Source material
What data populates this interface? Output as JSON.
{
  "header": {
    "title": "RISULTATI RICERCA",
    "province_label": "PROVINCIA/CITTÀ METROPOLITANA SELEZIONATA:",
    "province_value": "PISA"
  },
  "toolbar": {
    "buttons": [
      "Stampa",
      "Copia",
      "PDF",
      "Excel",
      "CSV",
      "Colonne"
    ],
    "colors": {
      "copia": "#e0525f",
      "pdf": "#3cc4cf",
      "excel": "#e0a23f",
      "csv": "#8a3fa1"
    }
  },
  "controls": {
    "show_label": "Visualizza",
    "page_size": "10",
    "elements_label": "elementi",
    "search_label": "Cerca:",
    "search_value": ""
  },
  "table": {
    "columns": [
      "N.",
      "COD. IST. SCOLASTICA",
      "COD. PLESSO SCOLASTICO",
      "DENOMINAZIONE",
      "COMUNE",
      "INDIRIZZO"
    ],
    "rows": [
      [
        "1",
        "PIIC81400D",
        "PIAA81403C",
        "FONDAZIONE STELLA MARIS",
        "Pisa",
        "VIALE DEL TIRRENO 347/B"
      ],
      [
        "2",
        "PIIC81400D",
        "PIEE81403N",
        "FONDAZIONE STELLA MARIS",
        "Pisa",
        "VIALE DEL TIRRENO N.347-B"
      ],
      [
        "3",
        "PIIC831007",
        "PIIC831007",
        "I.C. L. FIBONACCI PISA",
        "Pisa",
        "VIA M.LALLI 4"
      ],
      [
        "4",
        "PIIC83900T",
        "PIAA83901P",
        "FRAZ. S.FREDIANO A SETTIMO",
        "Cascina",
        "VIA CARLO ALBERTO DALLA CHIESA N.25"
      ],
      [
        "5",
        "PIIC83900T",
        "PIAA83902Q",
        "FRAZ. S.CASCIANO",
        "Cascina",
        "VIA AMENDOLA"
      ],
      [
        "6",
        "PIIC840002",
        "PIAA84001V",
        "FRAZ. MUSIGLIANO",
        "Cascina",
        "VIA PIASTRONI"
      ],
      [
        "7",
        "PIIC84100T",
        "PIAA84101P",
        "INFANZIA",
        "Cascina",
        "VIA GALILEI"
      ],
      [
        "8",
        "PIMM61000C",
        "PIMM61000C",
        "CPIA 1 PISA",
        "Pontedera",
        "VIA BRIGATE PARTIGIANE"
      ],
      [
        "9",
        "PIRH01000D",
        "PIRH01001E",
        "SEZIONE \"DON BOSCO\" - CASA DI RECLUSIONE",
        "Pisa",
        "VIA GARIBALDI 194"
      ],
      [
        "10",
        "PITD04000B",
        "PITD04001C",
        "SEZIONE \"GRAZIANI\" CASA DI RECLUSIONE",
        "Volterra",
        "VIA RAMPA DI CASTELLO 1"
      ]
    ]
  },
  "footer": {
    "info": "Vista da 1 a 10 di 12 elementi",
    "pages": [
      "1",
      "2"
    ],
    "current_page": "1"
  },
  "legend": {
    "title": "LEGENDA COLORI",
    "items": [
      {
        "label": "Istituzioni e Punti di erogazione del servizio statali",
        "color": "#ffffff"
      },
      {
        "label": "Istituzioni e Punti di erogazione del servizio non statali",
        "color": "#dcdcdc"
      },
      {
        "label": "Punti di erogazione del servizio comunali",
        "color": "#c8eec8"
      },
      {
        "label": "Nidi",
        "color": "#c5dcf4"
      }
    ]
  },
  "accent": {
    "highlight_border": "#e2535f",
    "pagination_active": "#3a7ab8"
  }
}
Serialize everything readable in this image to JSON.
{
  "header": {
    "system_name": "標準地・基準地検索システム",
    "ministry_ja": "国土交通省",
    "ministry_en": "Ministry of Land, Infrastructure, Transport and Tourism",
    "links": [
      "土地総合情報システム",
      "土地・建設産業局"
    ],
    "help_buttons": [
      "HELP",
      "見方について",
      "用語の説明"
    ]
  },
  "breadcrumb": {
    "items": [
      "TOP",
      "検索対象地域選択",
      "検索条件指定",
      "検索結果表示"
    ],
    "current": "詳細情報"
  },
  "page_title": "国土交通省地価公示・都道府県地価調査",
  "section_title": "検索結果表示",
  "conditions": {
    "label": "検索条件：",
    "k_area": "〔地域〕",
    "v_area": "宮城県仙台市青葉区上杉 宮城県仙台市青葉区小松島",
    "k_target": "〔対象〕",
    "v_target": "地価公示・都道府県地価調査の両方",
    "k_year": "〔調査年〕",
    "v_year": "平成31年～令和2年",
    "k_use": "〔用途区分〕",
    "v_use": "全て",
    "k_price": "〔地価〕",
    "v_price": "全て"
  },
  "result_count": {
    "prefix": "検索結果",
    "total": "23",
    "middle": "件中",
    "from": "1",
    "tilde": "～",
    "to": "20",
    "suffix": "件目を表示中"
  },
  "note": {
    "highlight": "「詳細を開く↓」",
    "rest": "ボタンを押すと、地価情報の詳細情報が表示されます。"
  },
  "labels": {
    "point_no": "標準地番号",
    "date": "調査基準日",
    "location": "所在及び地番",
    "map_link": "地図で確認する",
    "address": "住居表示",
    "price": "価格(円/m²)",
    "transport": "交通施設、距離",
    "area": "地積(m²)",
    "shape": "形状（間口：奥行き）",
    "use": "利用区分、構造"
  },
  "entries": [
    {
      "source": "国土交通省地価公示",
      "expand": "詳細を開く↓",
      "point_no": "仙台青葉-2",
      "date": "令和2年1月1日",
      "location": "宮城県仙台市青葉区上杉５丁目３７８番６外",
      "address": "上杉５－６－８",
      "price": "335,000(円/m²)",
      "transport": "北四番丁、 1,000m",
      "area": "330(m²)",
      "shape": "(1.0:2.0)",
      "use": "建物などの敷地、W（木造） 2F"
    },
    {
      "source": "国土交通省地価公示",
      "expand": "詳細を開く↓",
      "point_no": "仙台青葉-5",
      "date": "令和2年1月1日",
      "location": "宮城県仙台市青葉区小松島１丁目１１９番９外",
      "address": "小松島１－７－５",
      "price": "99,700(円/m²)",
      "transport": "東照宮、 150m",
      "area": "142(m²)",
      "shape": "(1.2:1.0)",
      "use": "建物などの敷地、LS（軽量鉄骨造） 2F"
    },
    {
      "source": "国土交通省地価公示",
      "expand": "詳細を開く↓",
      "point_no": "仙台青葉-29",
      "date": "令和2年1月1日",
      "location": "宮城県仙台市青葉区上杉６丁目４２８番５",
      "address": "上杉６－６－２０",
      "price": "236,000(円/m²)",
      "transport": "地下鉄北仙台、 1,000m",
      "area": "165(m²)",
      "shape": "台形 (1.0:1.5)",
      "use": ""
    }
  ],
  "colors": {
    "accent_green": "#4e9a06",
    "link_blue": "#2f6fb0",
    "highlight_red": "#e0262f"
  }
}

Stated task
Search the data for the word "statali" and copy each line where it appears.

Task output
        "label": "Istituzioni e Punti di erogazione del servizio statali",
        "label": "Istituzioni e Punti di erogazione del servizio non statali",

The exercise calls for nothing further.